**Exercise requirements**. Reproduce every entry below precisely; do not include the pictures.

Stored data:
⁂
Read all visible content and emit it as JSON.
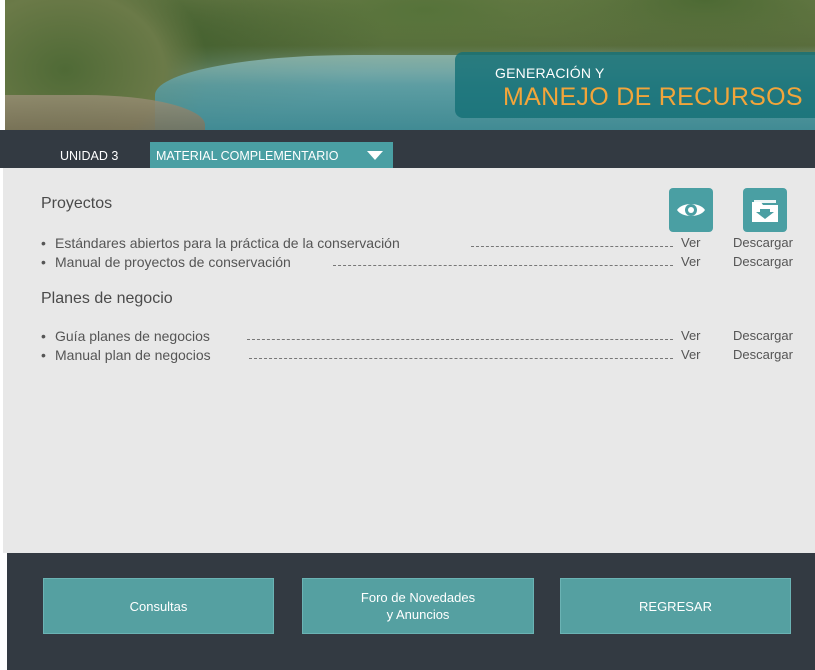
{
  "banner": {
    "title_line1": "GENERACIÓN Y",
    "title_line2": "MANEJO DE RECURSOS"
  },
  "nav": {
    "unit": "UNIDAD 3",
    "active_tab": "MATERIAL COMPLEMENTARIO",
    "dropdown_icon": "caret-down-icon"
  },
  "header_icons": {
    "view_icon": "eye-icon",
    "download_icon": "download-folder-icon"
  },
  "sections": [
    {
      "title": "Proyectos",
      "items": [
        {
          "label": "Estándares abiertos para la práctica de la conservación",
          "view": "Ver",
          "download": "Descargar"
        },
        {
          "label": "Manual de proyectos de conservación",
          "view": "Ver",
          "download": "Descargar"
        }
      ]
    },
    {
      "title": "Planes de negocio",
      "items": [
        {
          "label": "Guía planes de negocios",
          "view": "Ver",
          "download": "Descargar"
        },
        {
          "label": "Manual plan de negocios",
          "view": "Ver",
          "download": "Descargar"
        }
      ]
    }
  ],
  "bullet": "•",
  "footer": {
    "consultas": "Consultas",
    "foro": "Foro de Novedades\ny Anuncios",
    "regresar": "REGRESAR"
  },
  "colors": {
    "accent": "#4a9fa3",
    "dark_bar": "#333a42",
    "title_orange": "#f2a53a",
    "content_bg": "#e8e8e8"
  }
}
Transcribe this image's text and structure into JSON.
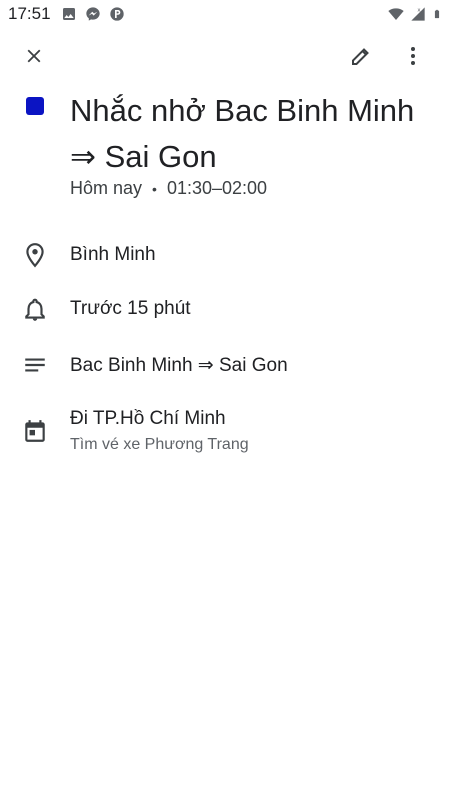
{
  "status_bar": {
    "time": "17:51",
    "left_icons": [
      "image-icon",
      "messenger-icon",
      "p-app-icon"
    ],
    "right_icons": [
      "wifi-icon",
      "signal-icon",
      "battery-icon"
    ]
  },
  "toolbar": {
    "close_icon": "close-icon",
    "edit_icon": "pencil-icon",
    "more_icon": "more-vert-icon"
  },
  "event": {
    "color": "#0b14c3",
    "title": "Nhắc nhở  Bac Binh Minh ⇒ Sai Gon",
    "date": "Hôm nay",
    "time_range": "01:30–02:00"
  },
  "details": {
    "location": "Bình Minh",
    "reminder": "Trước 15 phút",
    "description": "Bac Binh Minh ⇒ Sai Gon",
    "calendar_name": "Đi TP.Hồ Chí Minh",
    "calendar_sub": "Tìm vé xe Phương Trang"
  }
}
⁂
**Result of the task**.
Read all visible content and emit it as JSON.
{
  "banner": {
    "title_line1": "GENERACIÓN Y",
    "title_line2": "MANEJO DE RECURSOS"
  },
  "nav": {
    "unit": "UNIDAD 3",
    "active_tab": "MATERIAL COMPLEMENTARIO",
    "dropdown_icon": "caret-down-icon"
  },
  "header_icons": {
    "view_icon": "eye-icon",
    "download_icon": "download-folder-icon"
  },
  "sections": [
    {
      "title": "Proyectos",
      "items": [
        {
          "label": "Estándares abiertos para la práctica de la conservación",
          "view": "Ver",
          "download": "Descargar"
        },
        {
          "label": "Manual de proyectos de conservación",
          "view": "Ver",
          "download": "Descargar"
        }
      ]
    },
    {
      "title": "Planes de negocio",
      "items": [
        {
          "label": "Guía planes de negocios",
          "view": "Ver",
          "download": "Descargar"
        },
        {
          "label": "Manual plan de negocios",
          "view": "Ver",
          "download": "Descargar"
        }
      ]
    }
  ],
  "bullet": "•",
  "footer": {
    "consultas": "Consultas",
    "foro": "Foro de Novedades\ny Anuncios",
    "regresar": "REGRESAR"
  },
  "colors": {
    "accent": "#4a9fa3",
    "dark_bar": "#333a42",
    "title_orange": "#f2a53a",
    "content_bg": "#e8e8e8"
  }
}
Transcribe this image's text and structure into JSON.
{
  "status_bar": {
    "time": "17:51",
    "left_icons": [
      "image-icon",
      "messenger-icon",
      "p-app-icon"
    ],
    "right_icons": [
      "wifi-icon",
      "signal-icon",
      "battery-icon"
    ]
  },
  "toolbar": {
    "close_icon": "close-icon",
    "edit_icon": "pencil-icon",
    "more_icon": "more-vert-icon"
  },
  "event": {
    "color": "#0b14c3",
    "title": "Nhắc nhở  Bac Binh Minh ⇒ Sai Gon",
    "date": "Hôm nay",
    "time_range": "01:30–02:00"
  },
  "details": {
    "location": "Bình Minh",
    "reminder": "Trước 15 phút",
    "description": "Bac Binh Minh ⇒ Sai Gon",
    "calendar_name": "Đi TP.Hồ Chí Minh",
    "calendar_sub": "Tìm vé xe Phương Trang"
  }
}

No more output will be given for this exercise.